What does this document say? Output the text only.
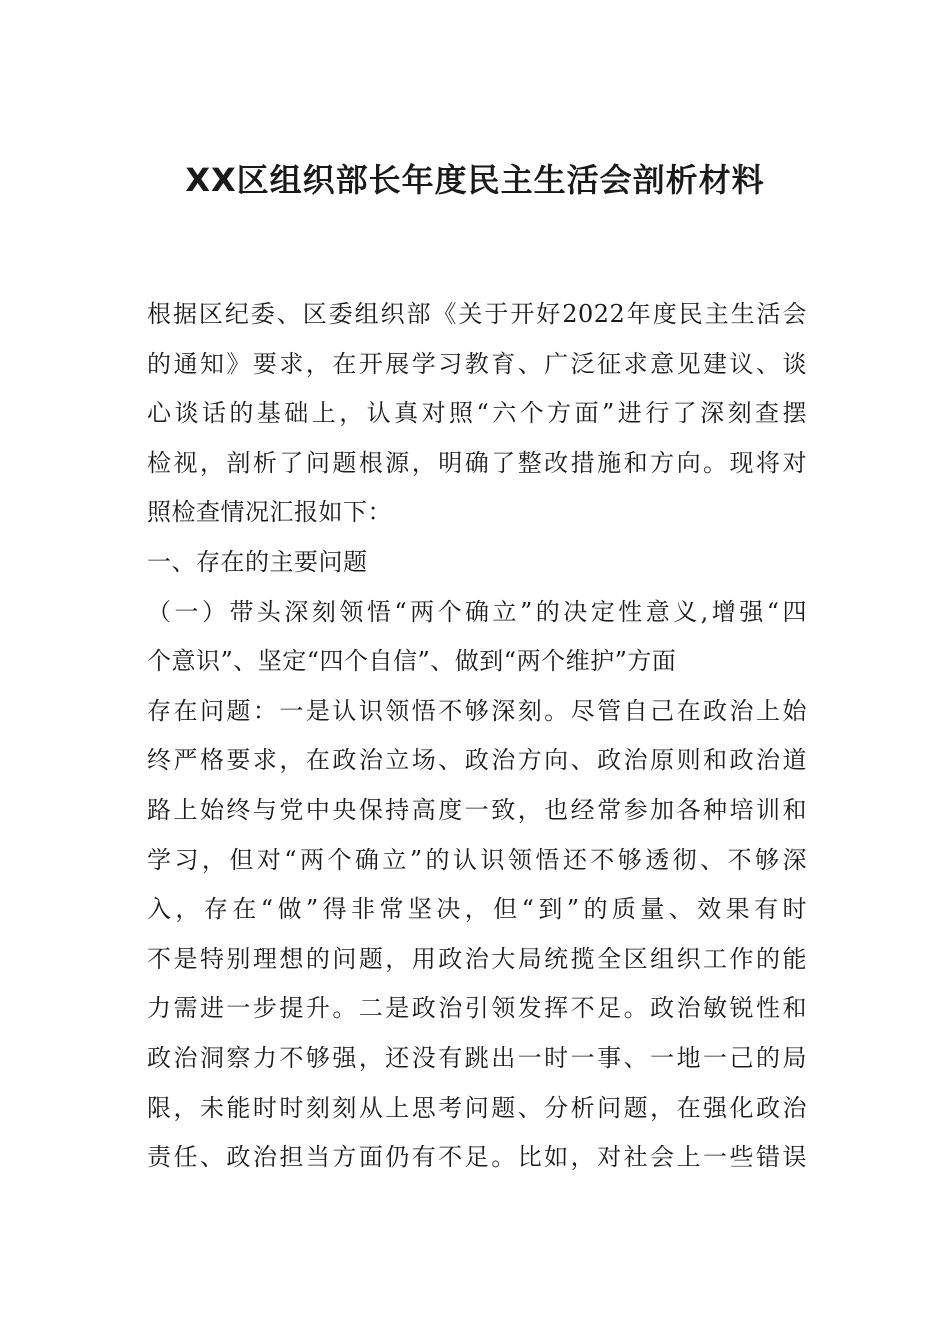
XX区组织部长年度民主生活会剖析材料
根据区纪委、区委组织部《关于开好2022年度民主生活会
的通知》要求，在开展学习教育、广泛征求意见建议、谈
心谈话的基础上，认真对照“六个方面”进行了深刻查摆
检视，剖析了问题根源，明确了整改措施和方向。现将对
照检查情况汇报如下：
一、存在的主要问题
（一）带头深刻领悟“两个确立”的决定性意义,增强“四
个意识”、坚定“四个自信”、做到“两个维护”方面
存在问题：一是认识领悟不够深刻。尽管自己在政治上始
终严格要求，在政治立场、政治方向、政治原则和政治道
路上始终与党中央保持高度一致，也经常参加各种培训和
学习，但对“两个确立”的认识领悟还不够透彻、不够深
入，存在“做”得非常坚决，但“到”的质量、效果有时
不是特别理想的问题，用政治大局统揽全区组织工作的能
力需进一步提升。二是政治引领发挥不足。政治敏锐性和
政治洞察力不够强，还没有跳出一时一事、一地一己的局
限，未能时时刻刻从上思考问题、分析问题，在强化政治
责任、政治担当方面仍有不足。比如，对社会上一些错误
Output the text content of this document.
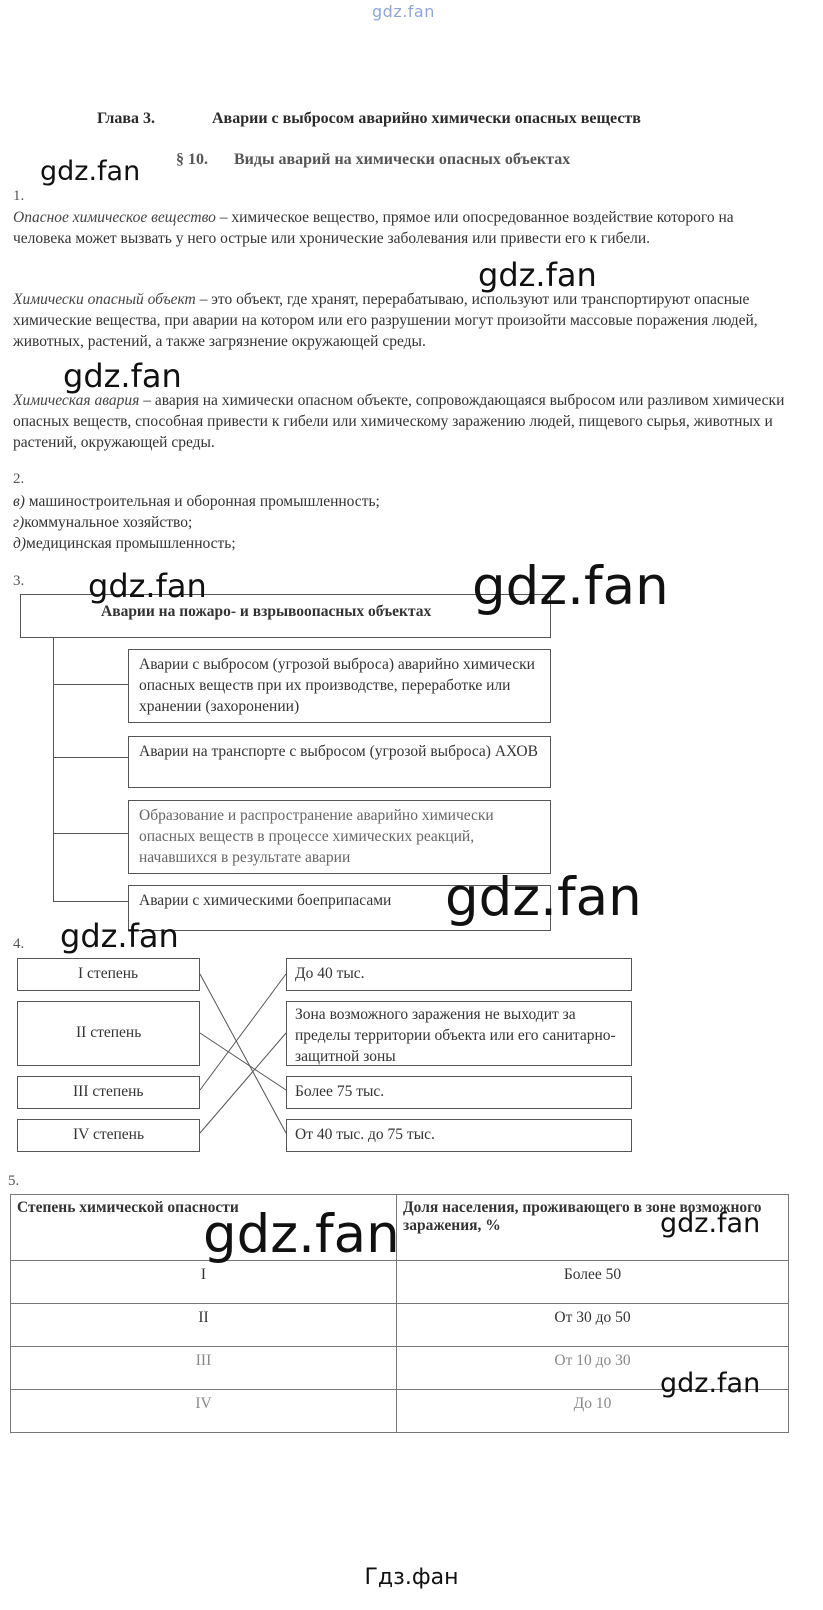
gdz.fan
Глава 3.	Аварии с выбросом аварийно химически опасных веществ
§ 10. Виды аварий на химически опасных объектах
1.
Опасное химическое вещество – химическое вещество, прямое или опосредованное воздействие которого на человека может вызвать у него острые или хронические заболевания или привести его к гибели.
Химически опасный объект – это объект, где хранят, перерабатываю, используют или транспортируют опасные химические вещества, при аварии на котором или его разрушении могут произойти массовые поражения людей, животных, растений, а также загрязнение окружающей среды.
Химическая авария – авария на химически опасном объекте, сопровождающаяся выбросом или разливом химически опасных веществ, способная привести к гибели или химическому заражению людей, пищевого сырья, животных и растений, окружающей среды.
2.
в) машиностроительная и оборонная промышленность;
г)коммунальное хозяйство;
д)медицинская промышленность;
3.
Аварии на пожаро- и взрывоопасных объектах
Аварии с выбросом (угрозой выброса) аварийно химически опасных веществ при их производстве, переработке или хранении (захоронении)
Аварии на транспорте с выбросом (угрозой выброса) АХОВ
Образование и распространение аварийно химически опасных веществ в процессе химических реакций, начавшихся в результате аварии
Аварии с химическими боеприпасами
4.
I степень
II степень
III степень
IV степень
До 40 тыс.
Зона возможного заражения не выходит за пределы территории объекта или его санитарно-защитной зоны
Более 75 тыс.
От 40 тыс. до 75 тыс.
5.
Степень химической опасности	Доля населения, проживающего в зоне возможного заражения, %
I	Более 50
II	От 30 до 50
III	От 10 до 30
IV	До 10
gdz.fan
gdz.fan
gdz.fan
gdz.fan	gdz.fan
gdz.fan
gdz.fan
gdz.fan	gdz.fan
gdz.fan
Гдз.фан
◆ ◆ ◆ ◆ ◆ ◆ ◆
Required task –
Output the lines above in full and exactly as given, omitting any pictures.

Response –
What does this document say? Output the text only.
XX区组织部长年度民主生活会剖析材料
根据区纪委、区委组织部《关于开好2022年度民主生活会
的通知》要求，在开展学习教育、广泛征求意见建议、谈
心谈话的基础上，认真对照“六个方面”进行了深刻查摆
检视，剖析了问题根源，明确了整改措施和方向。现将对
照检查情况汇报如下：
一、存在的主要问题
（一）带头深刻领悟“两个确立”的决定性意义,增强“四
个意识”、坚定“四个自信”、做到“两个维护”方面
存在问题：一是认识领悟不够深刻。尽管自己在政治上始
终严格要求，在政治立场、政治方向、政治原则和政治道
路上始终与党中央保持高度一致，也经常参加各种培训和
学习，但对“两个确立”的认识领悟还不够透彻、不够深
入，存在“做”得非常坚决，但“到”的质量、效果有时
不是特别理想的问题，用政治大局统揽全区组织工作的能
力需进一步提升。二是政治引领发挥不足。政治敏锐性和
政治洞察力不够强，还没有跳出一时一事、一地一己的局
限，未能时时刻刻从上思考问题、分析问题，在强化政治
责任、政治担当方面仍有不足。比如，对社会上一些错误
Output the text content of this document.
gdz.fan
Глава 3.	Аварии с выбросом аварийно химически опасных веществ
§ 10. Виды аварий на химически опасных объектах
1.
Опасное химическое вещество – химическое вещество, прямое или опосредованное воздействие которого на человека может вызвать у него острые или хронические заболевания или привести его к гибели.
Химически опасный объект – это объект, где хранят, перерабатываю, используют или транспортируют опасные химические вещества, при аварии на котором или его разрушении могут произойти массовые поражения людей, животных, растений, а также загрязнение окружающей среды.
Химическая авария – авария на химически опасном объекте, сопровождающаяся выбросом или разливом химически опасных веществ, способная привести к гибели или химическому заражению людей, пищевого сырья, животных и растений, окружающей среды.
2.
в) машиностроительная и оборонная промышленность;
г)коммунальное хозяйство;
д)медицинская промышленность;
3.
Аварии на пожаро- и взрывоопасных объектах
Аварии с выбросом (угрозой выброса) аварийно химически опасных веществ при их производстве, переработке или хранении (захоронении)
Аварии на транспорте с выбросом (угрозой выброса) АХОВ
Образование и распространение аварийно химически опасных веществ в процессе химических реакций, начавшихся в результате аварии
Аварии с химическими боеприпасами
4.
I степень
II степень
III степень
IV степень
До 40 тыс.
Зона возможного заражения не выходит за пределы территории объекта или его санитарно-защитной зоны
Более 75 тыс.
От 40 тыс. до 75 тыс.
5.
Степень химической опасности	Доля населения, проживающего в зоне возможного заражения, %
I	Более 50
II	От 30 до 50
III	От 10 до 30
IV	До 10
gdz.fan
gdz.fan
gdz.fan
gdz.fan	gdz.fan
gdz.fan
gdz.fan
gdz.fan	gdz.fan
gdz.fan
Гдз.фан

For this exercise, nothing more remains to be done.